* [WRITTEN TASK]
In the data below, find every line with the string "title" and pull it out.

* [EXCERPTED DATA]
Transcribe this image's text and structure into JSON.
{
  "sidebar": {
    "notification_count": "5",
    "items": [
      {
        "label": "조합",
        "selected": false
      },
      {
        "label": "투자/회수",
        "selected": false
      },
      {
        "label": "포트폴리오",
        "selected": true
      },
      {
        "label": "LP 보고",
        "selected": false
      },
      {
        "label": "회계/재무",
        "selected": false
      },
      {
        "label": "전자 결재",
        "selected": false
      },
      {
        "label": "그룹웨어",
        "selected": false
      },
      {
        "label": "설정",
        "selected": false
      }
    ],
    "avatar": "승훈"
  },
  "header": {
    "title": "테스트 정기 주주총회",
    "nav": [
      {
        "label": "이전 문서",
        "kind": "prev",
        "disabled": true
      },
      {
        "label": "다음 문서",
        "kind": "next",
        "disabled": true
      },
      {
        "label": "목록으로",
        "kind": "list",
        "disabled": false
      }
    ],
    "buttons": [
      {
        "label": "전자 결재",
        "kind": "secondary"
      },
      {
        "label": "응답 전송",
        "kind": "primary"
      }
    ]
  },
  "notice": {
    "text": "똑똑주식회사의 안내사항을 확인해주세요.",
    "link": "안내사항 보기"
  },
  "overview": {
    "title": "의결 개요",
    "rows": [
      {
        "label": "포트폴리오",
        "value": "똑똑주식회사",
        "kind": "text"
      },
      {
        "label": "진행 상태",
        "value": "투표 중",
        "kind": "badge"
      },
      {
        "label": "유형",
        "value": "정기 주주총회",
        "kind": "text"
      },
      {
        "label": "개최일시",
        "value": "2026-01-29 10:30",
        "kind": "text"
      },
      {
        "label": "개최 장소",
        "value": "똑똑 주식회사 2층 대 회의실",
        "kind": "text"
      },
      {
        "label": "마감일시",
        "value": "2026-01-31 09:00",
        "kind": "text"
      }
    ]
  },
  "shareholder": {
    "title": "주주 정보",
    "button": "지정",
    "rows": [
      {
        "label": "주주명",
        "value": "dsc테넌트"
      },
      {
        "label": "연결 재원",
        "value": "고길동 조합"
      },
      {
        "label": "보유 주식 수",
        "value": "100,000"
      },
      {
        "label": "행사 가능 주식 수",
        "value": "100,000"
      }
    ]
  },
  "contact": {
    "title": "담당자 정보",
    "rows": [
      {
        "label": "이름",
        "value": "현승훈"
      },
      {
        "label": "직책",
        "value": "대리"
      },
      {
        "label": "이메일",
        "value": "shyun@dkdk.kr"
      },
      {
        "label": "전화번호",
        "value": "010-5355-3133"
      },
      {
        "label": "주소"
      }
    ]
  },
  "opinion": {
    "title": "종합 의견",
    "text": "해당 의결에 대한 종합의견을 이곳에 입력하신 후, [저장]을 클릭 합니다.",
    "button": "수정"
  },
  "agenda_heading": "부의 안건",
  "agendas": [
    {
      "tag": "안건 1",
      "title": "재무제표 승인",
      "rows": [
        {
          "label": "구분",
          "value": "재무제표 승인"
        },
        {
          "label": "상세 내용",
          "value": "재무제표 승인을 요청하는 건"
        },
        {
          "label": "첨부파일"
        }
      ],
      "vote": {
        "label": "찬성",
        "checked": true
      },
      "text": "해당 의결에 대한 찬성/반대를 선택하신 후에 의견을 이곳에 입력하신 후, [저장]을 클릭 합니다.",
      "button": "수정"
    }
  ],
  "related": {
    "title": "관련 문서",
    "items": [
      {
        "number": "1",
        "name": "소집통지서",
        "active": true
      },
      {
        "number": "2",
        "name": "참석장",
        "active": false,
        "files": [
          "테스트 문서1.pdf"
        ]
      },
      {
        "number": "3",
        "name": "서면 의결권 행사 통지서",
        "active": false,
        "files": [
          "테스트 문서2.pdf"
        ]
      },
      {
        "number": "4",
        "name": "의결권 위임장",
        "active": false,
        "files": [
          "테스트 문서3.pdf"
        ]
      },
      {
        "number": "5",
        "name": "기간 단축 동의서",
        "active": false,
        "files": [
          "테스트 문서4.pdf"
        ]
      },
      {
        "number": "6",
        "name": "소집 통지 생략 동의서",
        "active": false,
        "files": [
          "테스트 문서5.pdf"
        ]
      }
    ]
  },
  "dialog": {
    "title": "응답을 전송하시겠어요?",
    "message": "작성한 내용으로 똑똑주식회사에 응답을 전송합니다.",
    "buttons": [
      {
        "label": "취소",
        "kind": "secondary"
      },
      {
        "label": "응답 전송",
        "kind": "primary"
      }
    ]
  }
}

--

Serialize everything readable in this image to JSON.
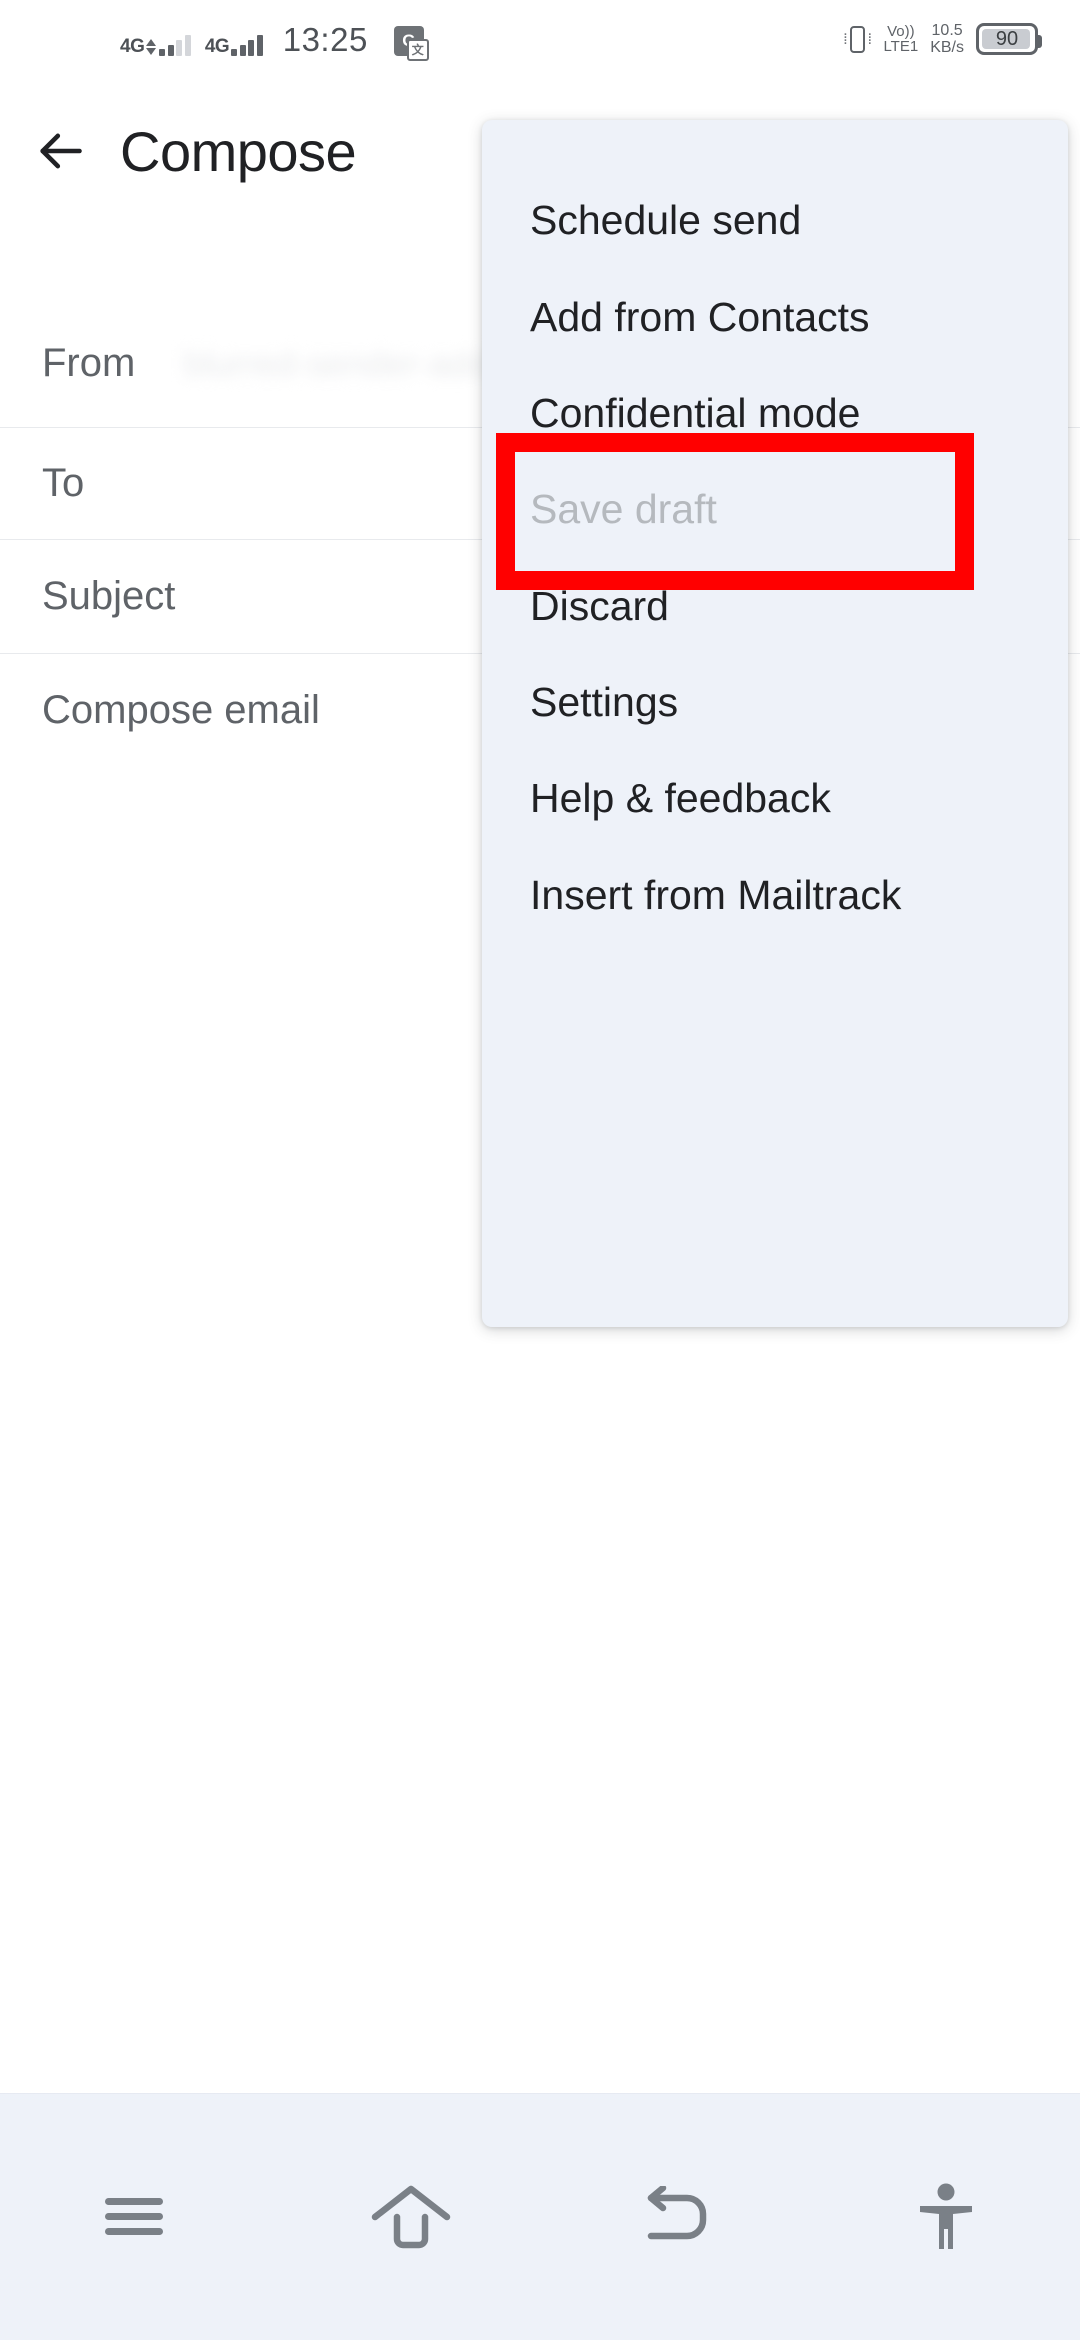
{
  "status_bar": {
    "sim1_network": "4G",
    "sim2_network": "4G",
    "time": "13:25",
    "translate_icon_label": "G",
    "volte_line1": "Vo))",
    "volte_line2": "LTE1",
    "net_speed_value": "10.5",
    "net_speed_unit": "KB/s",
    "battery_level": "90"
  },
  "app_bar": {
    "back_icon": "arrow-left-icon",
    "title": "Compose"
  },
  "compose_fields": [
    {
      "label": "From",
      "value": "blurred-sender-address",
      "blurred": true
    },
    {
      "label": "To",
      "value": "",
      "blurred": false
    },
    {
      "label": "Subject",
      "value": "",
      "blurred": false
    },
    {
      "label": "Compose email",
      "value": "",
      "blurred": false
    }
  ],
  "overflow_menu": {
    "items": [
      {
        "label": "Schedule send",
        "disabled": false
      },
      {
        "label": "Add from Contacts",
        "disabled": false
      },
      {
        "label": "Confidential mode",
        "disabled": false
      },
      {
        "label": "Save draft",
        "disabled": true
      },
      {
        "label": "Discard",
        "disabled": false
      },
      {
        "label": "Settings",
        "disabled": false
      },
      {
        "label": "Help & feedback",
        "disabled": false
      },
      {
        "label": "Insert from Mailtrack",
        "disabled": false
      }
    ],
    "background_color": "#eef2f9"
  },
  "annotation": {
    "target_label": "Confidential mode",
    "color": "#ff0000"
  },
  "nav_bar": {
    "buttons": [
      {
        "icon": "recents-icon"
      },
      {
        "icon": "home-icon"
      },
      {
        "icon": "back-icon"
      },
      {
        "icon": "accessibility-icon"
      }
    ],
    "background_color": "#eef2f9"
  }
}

* [THE ANSWER]
    "title": "테스트 정기 주주총회",
    "title": "의결 개요",
    "title": "주주 정보",
    "title": "담당자 정보",
    "title": "종합 의견",
      "title": "재무제표 승인",
    "title": "관련 문서",
    "title": "응답을 전송하시겠어요?",
    "title": "Compose"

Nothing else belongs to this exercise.